##### Data provided #####
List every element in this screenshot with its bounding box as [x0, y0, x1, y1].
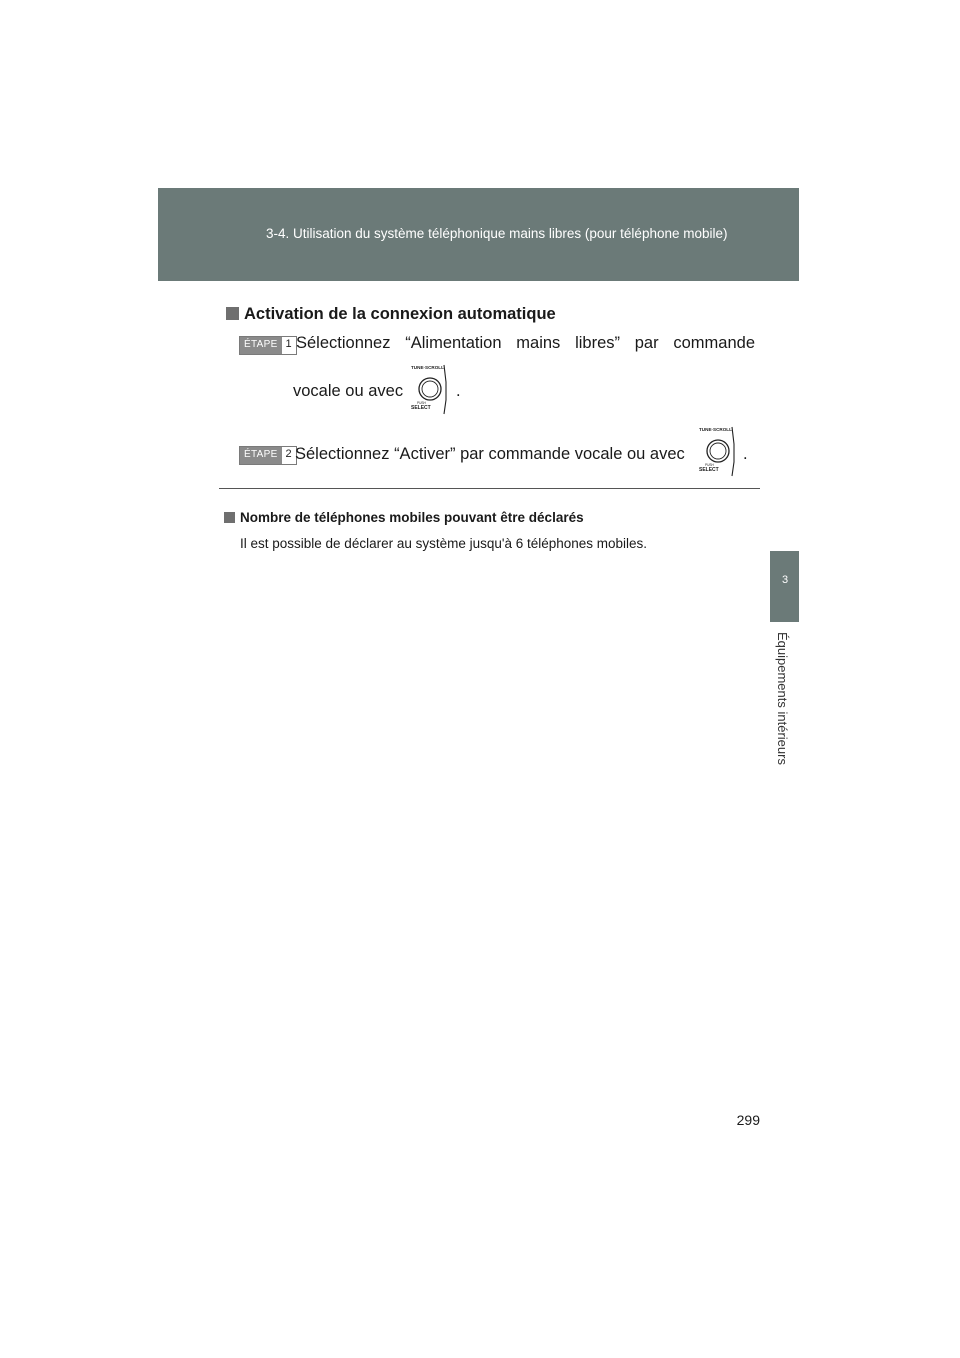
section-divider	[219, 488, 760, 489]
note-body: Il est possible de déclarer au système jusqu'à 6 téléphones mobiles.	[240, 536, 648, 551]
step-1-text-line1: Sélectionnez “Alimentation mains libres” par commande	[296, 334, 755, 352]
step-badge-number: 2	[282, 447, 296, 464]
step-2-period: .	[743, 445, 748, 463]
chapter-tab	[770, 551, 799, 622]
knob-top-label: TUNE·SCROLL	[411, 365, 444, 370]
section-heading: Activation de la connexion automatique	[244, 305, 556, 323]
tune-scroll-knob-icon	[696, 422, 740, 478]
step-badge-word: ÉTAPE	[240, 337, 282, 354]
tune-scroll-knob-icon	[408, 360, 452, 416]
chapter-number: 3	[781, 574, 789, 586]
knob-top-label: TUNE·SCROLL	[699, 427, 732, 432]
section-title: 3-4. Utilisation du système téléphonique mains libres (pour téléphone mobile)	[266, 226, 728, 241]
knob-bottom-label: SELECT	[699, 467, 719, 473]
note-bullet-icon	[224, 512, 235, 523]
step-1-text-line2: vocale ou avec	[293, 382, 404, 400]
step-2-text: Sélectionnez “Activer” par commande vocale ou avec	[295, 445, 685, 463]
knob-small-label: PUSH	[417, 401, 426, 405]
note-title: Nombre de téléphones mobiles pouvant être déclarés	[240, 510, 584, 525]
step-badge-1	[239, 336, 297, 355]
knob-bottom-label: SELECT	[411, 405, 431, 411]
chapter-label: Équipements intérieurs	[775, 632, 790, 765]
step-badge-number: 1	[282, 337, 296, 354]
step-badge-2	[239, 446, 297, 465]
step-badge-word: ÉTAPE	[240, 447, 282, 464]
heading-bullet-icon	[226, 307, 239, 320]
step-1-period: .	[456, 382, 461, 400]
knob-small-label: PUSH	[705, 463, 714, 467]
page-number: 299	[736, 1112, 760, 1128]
#####
**What is required:**
Reproduce verbatim the lines of the records from the line with "488, 760, 489]" up to and including the line with "446, 297, 465]".

**The answer:**
section-divider	[219, 488, 760, 489]
note-body: Il est possible de déclarer au système jusqu'à 6 téléphones mobiles.	[240, 536, 648, 551]
step-1-text-line1: Sélectionnez “Alimentation mains libres” par commande	[296, 334, 755, 352]
step-badge-number: 2	[282, 447, 296, 464]
step-2-period: .	[743, 445, 748, 463]
chapter-tab	[770, 551, 799, 622]
knob-top-label: TUNE·SCROLL	[411, 365, 444, 370]
section-heading: Activation de la connexion automatique	[244, 305, 556, 323]
tune-scroll-knob-icon	[696, 422, 740, 478]
step-badge-word: ÉTAPE	[240, 337, 282, 354]
tune-scroll-knob-icon	[408, 360, 452, 416]
chapter-number: 3	[781, 574, 789, 586]
knob-top-label: TUNE·SCROLL	[699, 427, 732, 432]
section-title: 3-4. Utilisation du système téléphonique mains libres (pour téléphone mobile)	[266, 226, 728, 241]
knob-bottom-label: SELECT	[699, 467, 719, 473]
note-bullet-icon	[224, 512, 235, 523]
step-1-text-line2: vocale ou avec	[293, 382, 404, 400]
step-2-text: Sélectionnez “Activer” par commande vocale ou avec	[295, 445, 685, 463]
knob-small-label: PUSH	[417, 401, 426, 405]
note-title: Nombre de téléphones mobiles pouvant être déclarés	[240, 510, 584, 525]
step-badge-1	[239, 336, 297, 355]
knob-bottom-label: SELECT	[411, 405, 431, 411]
chapter-label: Équipements intérieurs	[775, 632, 790, 765]
step-badge-number: 1	[282, 337, 296, 354]
step-badge-2	[239, 446, 297, 465]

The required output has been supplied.